> _GOAL_
Write out the listing below in full and exactly, leaving out every picture.

• • • • • • •

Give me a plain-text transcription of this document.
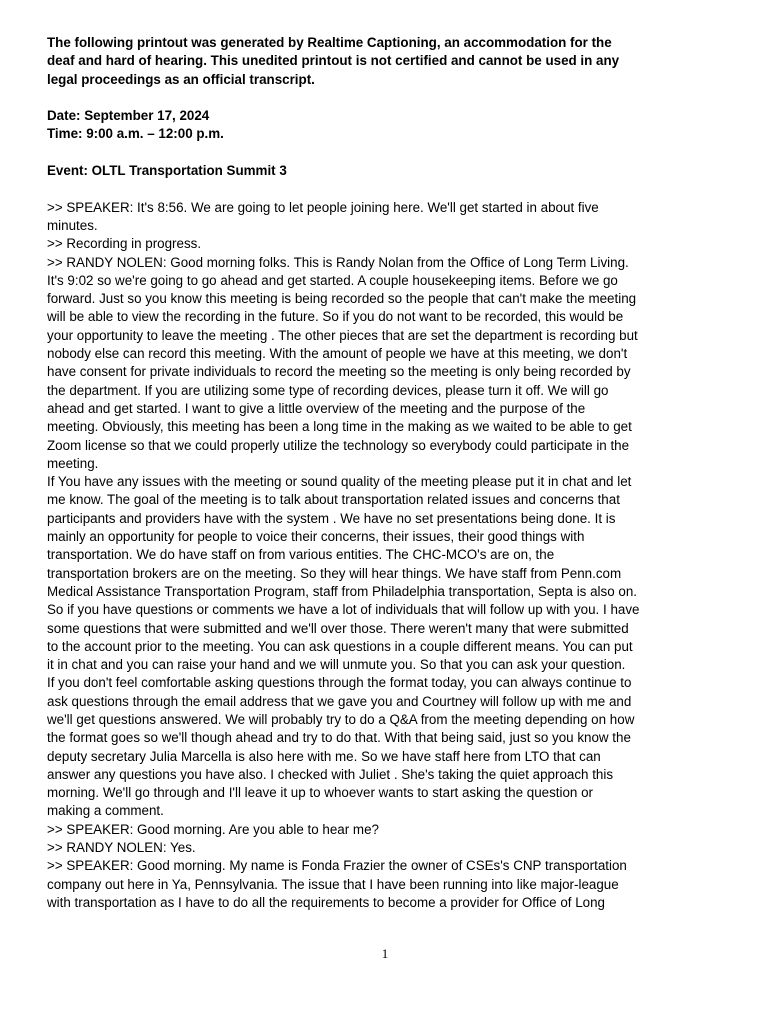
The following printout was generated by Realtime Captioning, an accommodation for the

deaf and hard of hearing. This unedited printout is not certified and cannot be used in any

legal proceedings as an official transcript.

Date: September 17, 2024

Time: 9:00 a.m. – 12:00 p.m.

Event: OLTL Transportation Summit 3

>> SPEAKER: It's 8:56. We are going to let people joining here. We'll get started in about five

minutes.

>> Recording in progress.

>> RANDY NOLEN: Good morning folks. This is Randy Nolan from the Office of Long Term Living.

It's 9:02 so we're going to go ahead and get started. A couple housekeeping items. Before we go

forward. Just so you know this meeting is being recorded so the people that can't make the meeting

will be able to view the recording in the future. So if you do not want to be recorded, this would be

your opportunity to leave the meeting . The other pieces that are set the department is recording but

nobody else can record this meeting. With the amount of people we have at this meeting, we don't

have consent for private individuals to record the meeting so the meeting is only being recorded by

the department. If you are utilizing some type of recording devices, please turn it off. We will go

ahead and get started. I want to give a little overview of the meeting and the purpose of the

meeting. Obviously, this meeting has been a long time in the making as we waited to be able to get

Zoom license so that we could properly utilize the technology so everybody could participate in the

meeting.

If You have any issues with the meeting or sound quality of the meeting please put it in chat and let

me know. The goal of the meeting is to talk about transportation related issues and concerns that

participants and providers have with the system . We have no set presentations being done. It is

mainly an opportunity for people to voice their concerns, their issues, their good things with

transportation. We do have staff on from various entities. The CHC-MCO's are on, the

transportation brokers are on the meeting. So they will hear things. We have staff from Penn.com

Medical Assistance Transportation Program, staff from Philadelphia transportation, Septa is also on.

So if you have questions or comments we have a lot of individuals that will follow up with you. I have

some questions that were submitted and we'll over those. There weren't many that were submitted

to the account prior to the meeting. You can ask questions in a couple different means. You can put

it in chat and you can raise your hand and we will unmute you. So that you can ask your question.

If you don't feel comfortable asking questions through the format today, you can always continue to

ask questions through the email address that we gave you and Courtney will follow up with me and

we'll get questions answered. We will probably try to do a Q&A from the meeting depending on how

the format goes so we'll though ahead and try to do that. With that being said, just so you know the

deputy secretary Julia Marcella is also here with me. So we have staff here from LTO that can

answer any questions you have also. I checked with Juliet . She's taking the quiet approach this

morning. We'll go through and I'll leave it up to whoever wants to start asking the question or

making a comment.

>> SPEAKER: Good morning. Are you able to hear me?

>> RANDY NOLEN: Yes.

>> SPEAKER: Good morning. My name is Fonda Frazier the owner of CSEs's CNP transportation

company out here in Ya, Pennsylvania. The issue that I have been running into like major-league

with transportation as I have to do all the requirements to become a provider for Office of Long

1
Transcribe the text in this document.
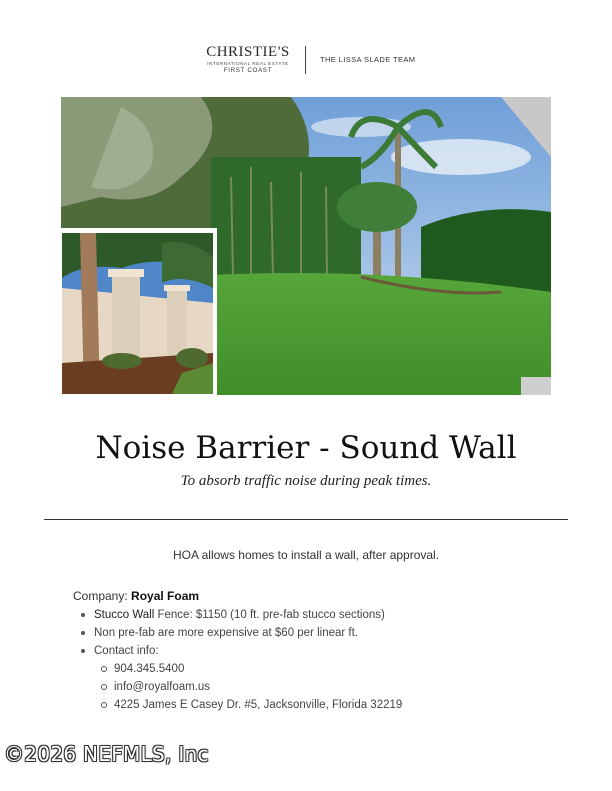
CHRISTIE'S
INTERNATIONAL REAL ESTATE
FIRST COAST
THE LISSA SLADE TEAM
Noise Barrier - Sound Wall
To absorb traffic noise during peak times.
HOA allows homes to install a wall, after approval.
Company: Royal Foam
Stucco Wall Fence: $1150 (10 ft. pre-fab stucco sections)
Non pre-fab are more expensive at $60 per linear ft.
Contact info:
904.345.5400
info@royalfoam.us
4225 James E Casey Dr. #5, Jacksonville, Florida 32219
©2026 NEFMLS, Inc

• • • • • • •

> _FULL OUTPUT_
Give me a plain-text transcription of this document.
The following printout was generated by Realtime Captioning, an accommodation for the

deaf and hard of hearing. This unedited printout is not certified and cannot be used in any

legal proceedings as an official transcript.

Date: September 17, 2024

Time: 9:00 a.m. – 12:00 p.m.

Event: OLTL Transportation Summit 3

>> SPEAKER: It's 8:56. We are going to let people joining here. We'll get started in about five

minutes.

>> Recording in progress.

>> RANDY NOLEN: Good morning folks. This is Randy Nolan from the Office of Long Term Living.

It's 9:02 so we're going to go ahead and get started. A couple housekeeping items. Before we go

forward. Just so you know this meeting is being recorded so the people that can't make the meeting

will be able to view the recording in the future. So if you do not want to be recorded, this would be

your opportunity to leave the meeting . The other pieces that are set the department is recording but

nobody else can record this meeting. With the amount of people we have at this meeting, we don't

have consent for private individuals to record the meeting so the meeting is only being recorded by

the department. If you are utilizing some type of recording devices, please turn it off. We will go

ahead and get started. I want to give a little overview of the meeting and the purpose of the

meeting. Obviously, this meeting has been a long time in the making as we waited to be able to get

Zoom license so that we could properly utilize the technology so everybody could participate in the

meeting.

If You have any issues with the meeting or sound quality of the meeting please put it in chat and let

me know. The goal of the meeting is to talk about transportation related issues and concerns that

participants and providers have with the system . We have no set presentations being done. It is

mainly an opportunity for people to voice their concerns, their issues, their good things with

transportation. We do have staff on from various entities. The CHC-MCO's are on, the

transportation brokers are on the meeting. So they will hear things. We have staff from Penn.com

Medical Assistance Transportation Program, staff from Philadelphia transportation, Septa is also on.

So if you have questions or comments we have a lot of individuals that will follow up with you. I have

some questions that were submitted and we'll over those. There weren't many that were submitted

to the account prior to the meeting. You can ask questions in a couple different means. You can put

it in chat and you can raise your hand and we will unmute you. So that you can ask your question.

If you don't feel comfortable asking questions through the format today, you can always continue to

ask questions through the email address that we gave you and Courtney will follow up with me and

we'll get questions answered. We will probably try to do a Q&A from the meeting depending on how

the format goes so we'll though ahead and try to do that. With that being said, just so you know the

deputy secretary Julia Marcella is also here with me. So we have staff here from LTO that can

answer any questions you have also. I checked with Juliet . She's taking the quiet approach this

morning. We'll go through and I'll leave it up to whoever wants to start asking the question or

making a comment.

>> SPEAKER: Good morning. Are you able to hear me?

>> RANDY NOLEN: Yes.

>> SPEAKER: Good morning. My name is Fonda Frazier the owner of CSEs's CNP transportation

company out here in Ya, Pennsylvania. The issue that I have been running into like major-league

with transportation as I have to do all the requirements to become a provider for Office of Long

1
Transcribe the text in this document.
CHRISTIE'S
INTERNATIONAL REAL ESTATE
FIRST COAST
THE LISSA SLADE TEAM
Noise Barrier - Sound Wall
To absorb traffic noise during peak times.
HOA allows homes to install a wall, after approval.
Company: Royal Foam
Stucco Wall Fence: $1150 (10 ft. pre-fab stucco sections)
Non pre-fab are more expensive at $60 per linear ft.
Contact info:
904.345.5400
info@royalfoam.us
4225 James E Casey Dr. #5, Jacksonville, Florida 32219
©2026 NEFMLS, Inc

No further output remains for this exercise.